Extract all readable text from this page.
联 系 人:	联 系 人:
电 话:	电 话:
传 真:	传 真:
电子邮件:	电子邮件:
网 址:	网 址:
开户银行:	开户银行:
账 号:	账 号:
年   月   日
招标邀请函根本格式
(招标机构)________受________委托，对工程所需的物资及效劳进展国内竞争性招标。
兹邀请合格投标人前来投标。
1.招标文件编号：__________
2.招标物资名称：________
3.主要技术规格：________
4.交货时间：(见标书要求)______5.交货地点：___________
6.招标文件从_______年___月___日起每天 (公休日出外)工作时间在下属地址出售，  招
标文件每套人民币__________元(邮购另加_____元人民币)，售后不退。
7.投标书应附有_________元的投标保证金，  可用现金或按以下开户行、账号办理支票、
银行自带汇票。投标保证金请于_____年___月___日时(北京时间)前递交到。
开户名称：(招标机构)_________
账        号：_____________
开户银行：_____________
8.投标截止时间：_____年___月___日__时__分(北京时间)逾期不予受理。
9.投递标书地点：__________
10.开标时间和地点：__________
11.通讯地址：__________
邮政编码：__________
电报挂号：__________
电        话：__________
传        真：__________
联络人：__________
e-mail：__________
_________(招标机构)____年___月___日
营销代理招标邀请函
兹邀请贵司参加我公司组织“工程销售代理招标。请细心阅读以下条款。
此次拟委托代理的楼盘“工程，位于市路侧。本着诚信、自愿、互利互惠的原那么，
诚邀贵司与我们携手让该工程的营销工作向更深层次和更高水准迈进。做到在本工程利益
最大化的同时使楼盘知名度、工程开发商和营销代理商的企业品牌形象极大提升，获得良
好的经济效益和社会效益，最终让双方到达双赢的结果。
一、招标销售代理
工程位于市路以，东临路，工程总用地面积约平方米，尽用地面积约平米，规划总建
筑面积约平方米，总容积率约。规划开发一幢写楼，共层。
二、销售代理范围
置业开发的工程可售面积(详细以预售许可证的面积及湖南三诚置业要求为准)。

*What you need to do*.
Extract every line containing the string "招标机构" from the material.

*The reply*.
(招标机构)________受________委托，对工程所需的物资及效劳进展国内竞争性招标。
开户名称：(招标机构)_________
_________(招标机构)____年___月___日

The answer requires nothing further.